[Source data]
============================================================
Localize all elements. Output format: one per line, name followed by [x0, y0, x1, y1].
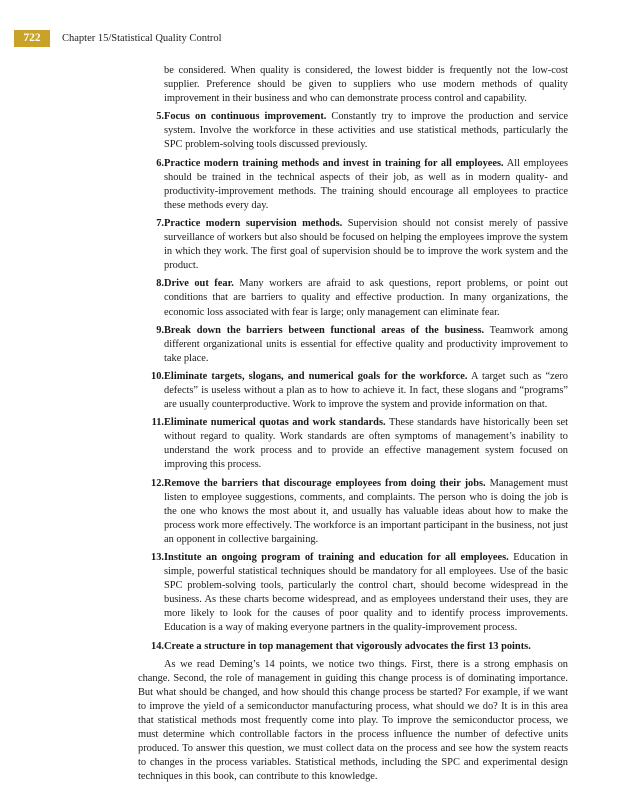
running-header — [14, 30, 222, 47]
list-item-8 — [138, 277, 568, 319]
list-item-11 — [138, 416, 568, 472]
item-title: Drive out fear. — [164, 278, 234, 290]
list-item-14 — [138, 640, 568, 654]
item-title: Break down the barriers between functional areas of the business. — [164, 324, 485, 336]
item-text: All employees should be trained in the technical aspects of their job, as well as in modern quality- and productivity-improvement methods. The training should encourage all employees to practice these methods every day. — [164, 157, 568, 211]
item-text: Education in simple, powerful statistical techniques should be mandatory for all employees. Use of the basic SPC problem-solving tools, particularly the control chart, should become widespread in the business. As these charts become widespread, and as employees understand their uses, they are more likely to look for the causes of poor quality and to identify process improvements. Education is a way of making everyone partners in the quality-improvement process. — [164, 552, 568, 634]
item-title: Remove the barriers that discourage employees from doing their jobs. — [164, 477, 486, 489]
continuation-paragraph: be considered. When quality is considered, the lowest bidder is frequently not the low-cost supplier. Preference should be given to suppliers who use modern methods of quality improvement in their business and who can demonstrate process control and capability. — [164, 65, 568, 105]
chapter-title: Chapter 15/Statistical Quality Control — [62, 33, 222, 44]
page-body — [138, 64, 568, 785]
list-item-9 — [138, 324, 568, 366]
item-text: Many workers are afraid to ask questions, report problems, or point out conditions that are barriers to quality and effective production. In many organizations, the economic loss associated with fear is large; only management can eliminate fear. — [164, 278, 568, 318]
item-number: 14. — [151, 640, 164, 652]
item-text: Supervision should not consist merely of passive surveillance of workers but also should be focused on helping the employees improve the system in which they work. The first goal of supervision should be to improve the work system and the product. — [164, 217, 568, 272]
item-title: Practice modern training methods and invest in training for all employees. — [164, 157, 504, 169]
item-text: A target such as “zero defects” is useless without a plan as to how to achieve it. In fact, these slogans and “programs” are usually counterproductive. Work to improve the system and provide information on that. — [164, 370, 568, 411]
item-title: Eliminate targets, slogans, and numerical goals for the workforce. — [164, 370, 468, 382]
item-title: Eliminate numerical quotas and work standards. — [164, 417, 386, 429]
item-number: 9. — [156, 324, 164, 336]
item-title: Focus on continuous improvement. — [164, 111, 327, 123]
item-number: 12. — [151, 477, 164, 489]
closing-paragraph: As we read Deming’s 14 points, we notice two things. First, there is a strong emphasis on change. Second, the role of management in guiding this change process is of dominating importance. But what should be changed, and how should this change process be started? For example, if we want to improve the yield of a semiconductor manufacturing process, what should we do? It is in this area that statistical methods most frequently come into play. To improve the semiconductor process, we must determine which controllable factors in the process influence the number of defective units produced. To answer this question, we must collect data on the process and see how the system reacts to changes in the process variables. Statistical methods, including the SPC and experimental design techniques in this book, can contribute to this knowledge. — [138, 658, 568, 783]
page-number: 722 — [14, 30, 50, 47]
item-number: 8. — [156, 278, 164, 290]
list-item-6 — [138, 157, 568, 213]
list-item-13 — [138, 551, 568, 636]
item-text: Teamwork among different organizational units is essential for effective quality and productivity improvement to take place. — [164, 324, 568, 364]
item-title: Create a structure in top management that vigorously advocates the first 13 points. — [164, 640, 531, 652]
item-number: 13. — [151, 552, 164, 563]
item-number: 7. — [156, 217, 164, 229]
item-number: 5. — [156, 111, 164, 123]
item-number: 10. — [151, 370, 164, 382]
list-item-12 — [138, 477, 568, 547]
list-item-5 — [138, 110, 568, 152]
item-text: These standards have historically been set without regard to quality. Work standards are often symptoms of management’s inability to understand the work process and to provide an effective management system focused on improving this process. — [164, 417, 569, 471]
list-item-10 — [138, 370, 568, 412]
item-title: Institute an ongoing program of training and education for all employees. — [164, 552, 509, 563]
item-title: Practice modern supervision methods. — [164, 217, 343, 229]
item-number: 6. — [156, 157, 164, 169]
item-text: Constantly try to improve the production and service system. Involve the workforce in these activities and use statistical methods, particularly the SPC problem-solving tools discussed previously. — [164, 111, 568, 151]
item-number: 11. — [151, 417, 164, 429]
list-item-7 — [138, 217, 568, 273]
item-text: Management must listen to employee suggestions, comments, and complaints. The person who is doing the job is the one who knows the most about it, and usually has valuable ideas about how to make the process work more effectively. The workforce is an important participant in the business, not just an opponent in collective bargaining. — [164, 477, 568, 545]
============================================================
Required task: Transcribe every row above verbatim, omitting the picture from your transcription.

Result of this exercise:
Localize all elements. Output format: one per line, name followed by [x0, y0, x1, y1].
running-header — [14, 30, 222, 47]
list-item-8 — [138, 277, 568, 319]
list-item-11 — [138, 416, 568, 472]
item-title: Drive out fear. — [164, 278, 234, 290]
list-item-14 — [138, 640, 568, 654]
item-title: Break down the barriers between functional areas of the business. — [164, 324, 485, 336]
item-text: All employees should be trained in the technical aspects of their job, as well as in modern quality- and productivity-improvement methods. The training should encourage all employees to practice these methods every day. — [164, 157, 568, 211]
item-text: Education in simple, powerful statistical techniques should be mandatory for all employees. Use of the basic SPC problem-solving tools, particularly the control chart, should become widespread in the business. As these charts become widespread, and as employees understand their uses, they are more likely to look for the causes of poor quality and to identify process improvements. Education is a way of making everyone partners in the quality-improvement process. — [164, 552, 568, 634]
item-title: Remove the barriers that discourage employees from doing their jobs. — [164, 477, 486, 489]
continuation-paragraph: be considered. When quality is considered, the lowest bidder is frequently not the low-cost supplier. Preference should be given to suppliers who use modern methods of quality improvement in their business and who can demonstrate process control and capability. — [164, 65, 568, 105]
chapter-title: Chapter 15/Statistical Quality Control — [62, 33, 222, 44]
page-body — [138, 64, 568, 785]
list-item-9 — [138, 324, 568, 366]
item-text: Many workers are afraid to ask questions, report problems, or point out conditions that are barriers to quality and effective production. In many organizations, the economic loss associated with fear is large; only management can eliminate fear. — [164, 278, 568, 318]
item-number: 14. — [151, 640, 164, 652]
item-text: Supervision should not consist merely of passive surveillance of workers but also should be focused on helping the employees improve the system in which they work. The first goal of supervision should be to improve the work system and the product. — [164, 217, 568, 272]
item-title: Practice modern training methods and invest in training for all employees. — [164, 157, 504, 169]
item-text: A target such as “zero defects” is useless without a plan as to how to achieve it. In fact, these slogans and “programs” are usually counterproductive. Work to improve the system and provide information on that. — [164, 370, 568, 411]
item-title: Eliminate targets, slogans, and numerical goals for the workforce. — [164, 370, 468, 382]
item-title: Eliminate numerical quotas and work standards. — [164, 417, 386, 429]
item-number: 9. — [156, 324, 164, 336]
item-title: Focus on continuous improvement. — [164, 111, 327, 123]
item-number: 12. — [151, 477, 164, 489]
closing-paragraph: As we read Deming’s 14 points, we notice two things. First, there is a strong emphasis on change. Second, the role of management in guiding this change process is of dominating importance. But what should be changed, and how should this change process be started? For example, if we want to improve the yield of a semiconductor manufacturing process, what should we do? It is in this area that statistical methods most frequently come into play. To improve the semiconductor process, we must determine which controllable factors in the process influence the number of defective units produced. To answer this question, we must collect data on the process and see how the system reacts to changes in the process variables. Statistical methods, including the SPC and experimental design techniques in this book, can contribute to this knowledge. — [138, 658, 568, 783]
page-number: 722 — [14, 30, 50, 47]
item-number: 8. — [156, 278, 164, 290]
list-item-6 — [138, 157, 568, 213]
list-item-13 — [138, 551, 568, 636]
item-text: Teamwork among different organizational units is essential for effective quality and productivity improvement to take place. — [164, 324, 568, 364]
item-title: Create a structure in top management that vigorously advocates the first 13 points. — [164, 640, 531, 652]
item-number: 13. — [151, 552, 164, 563]
item-number: 7. — [156, 217, 164, 229]
item-number: 5. — [156, 111, 164, 123]
item-number: 10. — [151, 370, 164, 382]
list-item-12 — [138, 477, 568, 547]
list-item-5 — [138, 110, 568, 152]
item-text: These standards have historically been set without regard to quality. Work standards are often symptoms of management’s inability to understand the work process and to provide an effective management system focused on improving this process. — [164, 417, 569, 471]
list-item-10 — [138, 370, 568, 412]
item-title: Institute an ongoing program of training and education for all employees. — [164, 552, 509, 563]
item-title: Practice modern supervision methods. — [164, 217, 343, 229]
item-number: 6. — [156, 157, 164, 169]
item-text: Constantly try to improve the production and service system. Involve the workforce in these activities and use statistical methods, particularly the SPC problem-solving tools discussed previously. — [164, 111, 568, 151]
item-number: 11. — [151, 417, 164, 429]
list-item-7 — [138, 217, 568, 273]
item-text: Management must listen to employee suggestions, comments, and complaints. The person who is doing the job is the one who knows the most about it, and usually has valuable ideas about how to make the process work more effectively. The workforce is an important participant in the business, not just an opponent in collective bargaining. — [164, 477, 568, 545]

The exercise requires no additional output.